**Stated goal**
Will you transcribe all the entries word for word, skipping the pictures they hold?

====== Extracted records

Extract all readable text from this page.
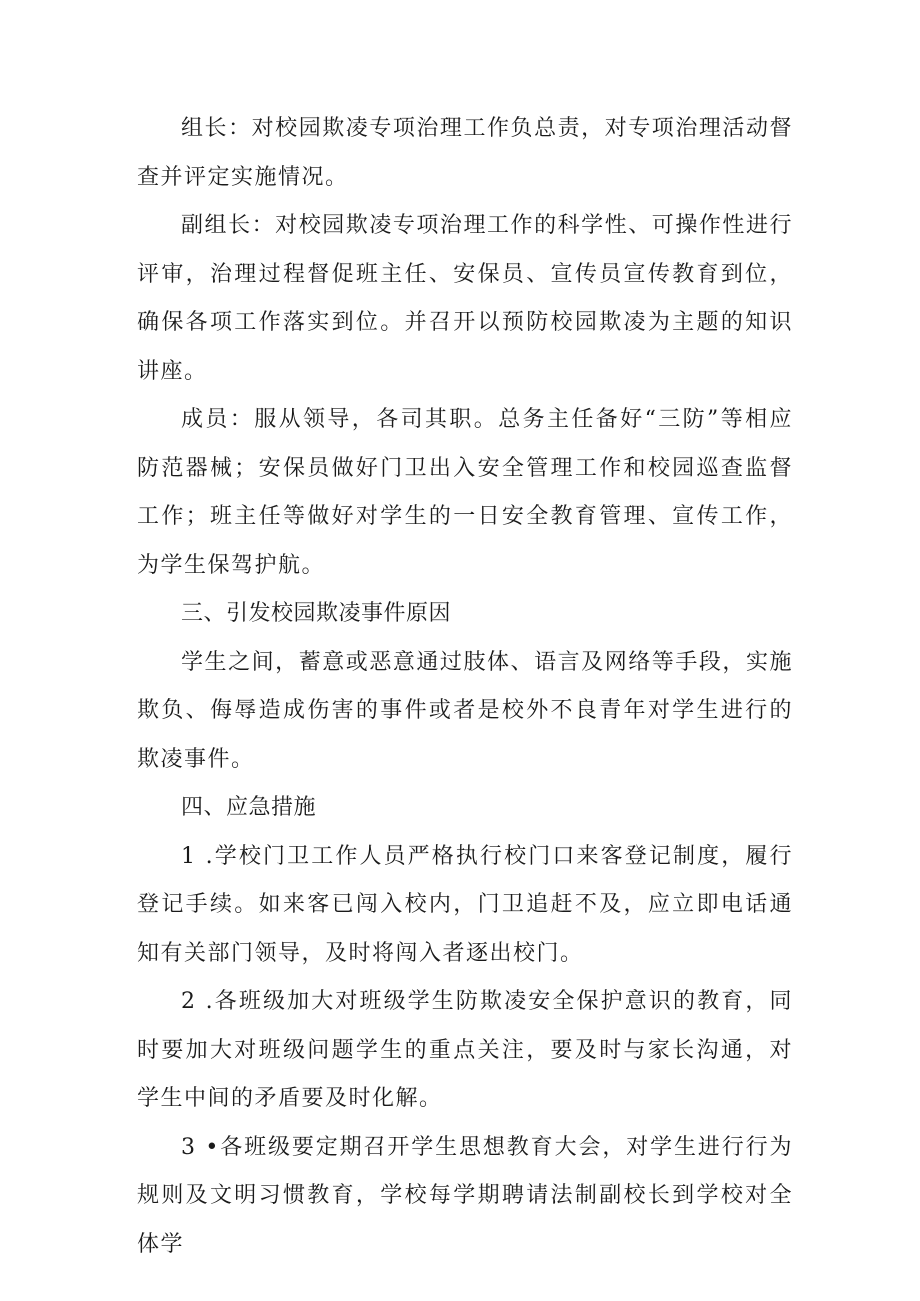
组长：对校园欺凌专项治理工作负总责，对专项治理活动督查并评定实施情况。

副组长：对校园欺凌专项治理工作的科学性、可操作性进行评审，治理过程督促班主任、安保员、宣传员宣传教育到位，确保各项工作落实到位。并召开以预防校园欺凌为主题的知识讲座。

成员：服从领导，各司其职。总务主任备好“三防”等相应防范器械；安保员做好门卫出入安全管理工作和校园巡查监督工作；班主任等做好对学生的一日安全教育管理、宣传工作，为学生保驾护航。

三、引发校园欺凌事件原因

学生之间，蓄意或恶意通过肢体、语言及网络等手段，实施欺负、侮辱造成伤害的事件或者是校外不良青年对学生进行的欺凌事件。

四、应急措施

1 .学校门卫工作人员严格执行校门口来客登记制度，履行登记手续。如来客已闯入校内，门卫追赶不及，应立即电话通知有关部门领导，及时将闯入者逐出校门。

2 .各班级加大对班级学生防欺凌安全保护意识的教育，同时要加大对班级问题学生的重点关注，要及时与家长沟通，对学生中间的矛盾要及时化解。

3 •各班级要定期召开学生思想教育大会，对学生进行行为规则及文明习惯教育，学校每学期聘请法制副校长到学校对全体学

============

**Expected output**
Extract all readable text from this page.
组长：对校园欺凌专项治理工作负总责，对专项治理活动督查并评定实施情况。

副组长：对校园欺凌专项治理工作的科学性、可操作性进行评审，治理过程督促班主任、安保员、宣传员宣传教育到位，确保各项工作落实到位。并召开以预防校园欺凌为主题的知识讲座。

成员：服从领导，各司其职。总务主任备好“三防”等相应防范器械；安保员做好门卫出入安全管理工作和校园巡查监督工作；班主任等做好对学生的一日安全教育管理、宣传工作，为学生保驾护航。

三、引发校园欺凌事件原因

学生之间，蓄意或恶意通过肢体、语言及网络等手段，实施欺负、侮辱造成伤害的事件或者是校外不良青年对学生进行的欺凌事件。

四、应急措施

1 .学校门卫工作人员严格执行校门口来客登记制度，履行登记手续。如来客已闯入校内，门卫追赶不及，应立即电话通知有关部门领导，及时将闯入者逐出校门。

2 .各班级加大对班级学生防欺凌安全保护意识的教育，同时要加大对班级问题学生的重点关注，要及时与家长沟通，对学生中间的矛盾要及时化解。

3 •各班级要定期召开学生思想教育大会，对学生进行行为规则及文明习惯教育，学校每学期聘请法制副校长到学校对全体学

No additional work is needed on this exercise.